What needs to be done: Output the entries verbatim, including every line.

[Start of Extracted information]

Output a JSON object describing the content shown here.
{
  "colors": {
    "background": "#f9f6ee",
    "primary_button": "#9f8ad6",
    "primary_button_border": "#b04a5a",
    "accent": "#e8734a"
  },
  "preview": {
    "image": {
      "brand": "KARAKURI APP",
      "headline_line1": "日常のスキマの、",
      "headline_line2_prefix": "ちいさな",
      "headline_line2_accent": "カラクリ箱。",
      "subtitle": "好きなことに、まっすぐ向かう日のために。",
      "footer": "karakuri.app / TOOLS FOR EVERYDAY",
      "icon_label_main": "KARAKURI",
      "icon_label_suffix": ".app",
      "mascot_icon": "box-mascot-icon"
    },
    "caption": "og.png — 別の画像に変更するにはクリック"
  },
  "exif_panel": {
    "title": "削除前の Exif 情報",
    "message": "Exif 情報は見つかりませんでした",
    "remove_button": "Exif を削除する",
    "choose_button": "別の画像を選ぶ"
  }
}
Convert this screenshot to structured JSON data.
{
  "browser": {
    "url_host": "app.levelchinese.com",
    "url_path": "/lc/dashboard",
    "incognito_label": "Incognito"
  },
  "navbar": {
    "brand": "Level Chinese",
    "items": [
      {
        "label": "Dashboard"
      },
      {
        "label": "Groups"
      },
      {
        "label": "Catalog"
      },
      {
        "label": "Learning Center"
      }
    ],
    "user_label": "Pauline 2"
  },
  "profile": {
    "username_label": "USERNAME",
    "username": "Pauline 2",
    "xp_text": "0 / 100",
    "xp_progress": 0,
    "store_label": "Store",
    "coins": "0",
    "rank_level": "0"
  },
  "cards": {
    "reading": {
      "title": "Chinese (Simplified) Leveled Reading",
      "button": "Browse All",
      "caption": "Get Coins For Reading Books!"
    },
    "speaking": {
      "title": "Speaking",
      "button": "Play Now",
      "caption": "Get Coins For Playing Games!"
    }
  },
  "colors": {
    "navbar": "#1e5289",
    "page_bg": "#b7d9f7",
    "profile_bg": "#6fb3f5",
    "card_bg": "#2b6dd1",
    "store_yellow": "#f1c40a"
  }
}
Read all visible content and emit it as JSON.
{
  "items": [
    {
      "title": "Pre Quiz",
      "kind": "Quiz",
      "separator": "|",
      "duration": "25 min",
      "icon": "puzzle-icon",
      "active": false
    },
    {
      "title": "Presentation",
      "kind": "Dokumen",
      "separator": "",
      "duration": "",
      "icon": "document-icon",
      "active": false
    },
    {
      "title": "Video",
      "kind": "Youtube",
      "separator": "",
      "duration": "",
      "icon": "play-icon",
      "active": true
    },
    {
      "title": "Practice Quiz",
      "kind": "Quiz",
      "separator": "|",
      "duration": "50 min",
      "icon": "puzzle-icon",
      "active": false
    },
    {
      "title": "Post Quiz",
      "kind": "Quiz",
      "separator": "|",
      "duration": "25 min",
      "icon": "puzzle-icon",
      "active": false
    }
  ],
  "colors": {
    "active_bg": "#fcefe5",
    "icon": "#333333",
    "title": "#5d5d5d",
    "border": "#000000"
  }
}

[End of Extracted information]

Expected answer:
Output a JSON object describing the content shown here.
{
  "colors": {
    "background": "#f9f6ee",
    "primary_button": "#9f8ad6",
    "primary_button_border": "#b04a5a",
    "accent": "#e8734a"
  },
  "preview": {
    "image": {
      "brand": "KARAKURI APP",
      "headline_line1": "日常のスキマの、",
      "headline_line2_prefix": "ちいさな",
      "headline_line2_accent": "カラクリ箱。",
      "subtitle": "好きなことに、まっすぐ向かう日のために。",
      "footer": "karakuri.app / TOOLS FOR EVERYDAY",
      "icon_label_main": "KARAKURI",
      "icon_label_suffix": ".app",
      "mascot_icon": "box-mascot-icon"
    },
    "caption": "og.png — 別の画像に変更するにはクリック"
  },
  "exif_panel": {
    "title": "削除前の Exif 情報",
    "message": "Exif 情報は見つかりませんでした",
    "remove_button": "Exif を削除する",
    "choose_button": "別の画像を選ぶ"
  }
}
Convert this screenshot to structured JSON data.
{
  "browser": {
    "url_host": "app.levelchinese.com",
    "url_path": "/lc/dashboard",
    "incognito_label": "Incognito"
  },
  "navbar": {
    "brand": "Level Chinese",
    "items": [
      {
        "label": "Dashboard"
      },
      {
        "label": "Groups"
      },
      {
        "label": "Catalog"
      },
      {
        "label": "Learning Center"
      }
    ],
    "user_label": "Pauline 2"
  },
  "profile": {
    "username_label": "USERNAME",
    "username": "Pauline 2",
    "xp_text": "0 / 100",
    "xp_progress": 0,
    "store_label": "Store",
    "coins": "0",
    "rank_level": "0"
  },
  "cards": {
    "reading": {
      "title": "Chinese (Simplified) Leveled Reading",
      "button": "Browse All",
      "caption": "Get Coins For Reading Books!"
    },
    "speaking": {
      "title": "Speaking",
      "button": "Play Now",
      "caption": "Get Coins For Playing Games!"
    }
  },
  "colors": {
    "navbar": "#1e5289",
    "page_bg": "#b7d9f7",
    "profile_bg": "#6fb3f5",
    "card_bg": "#2b6dd1",
    "store_yellow": "#f1c40a"
  }
}
Read all visible content and emit it as JSON.
{
  "items": [
    {
      "title": "Pre Quiz",
      "kind": "Quiz",
      "separator": "|",
      "duration": "25 min",
      "icon": "puzzle-icon",
      "active": false
    },
    {
      "title": "Presentation",
      "kind": "Dokumen",
      "separator": "",
      "duration": "",
      "icon": "document-icon",
      "active": false
    },
    {
      "title": "Video",
      "kind": "Youtube",
      "separator": "",
      "duration": "",
      "icon": "play-icon",
      "active": true
    },
    {
      "title": "Practice Quiz",
      "kind": "Quiz",
      "separator": "|",
      "duration": "50 min",
      "icon": "puzzle-icon",
      "active": false
    },
    {
      "title": "Post Quiz",
      "kind": "Quiz",
      "separator": "|",
      "duration": "25 min",
      "icon": "puzzle-icon",
      "active": false
    }
  ],
  "colors": {
    "active_bg": "#fcefe5",
    "icon": "#333333",
    "title": "#5d5d5d",
    "border": "#000000"
  }
}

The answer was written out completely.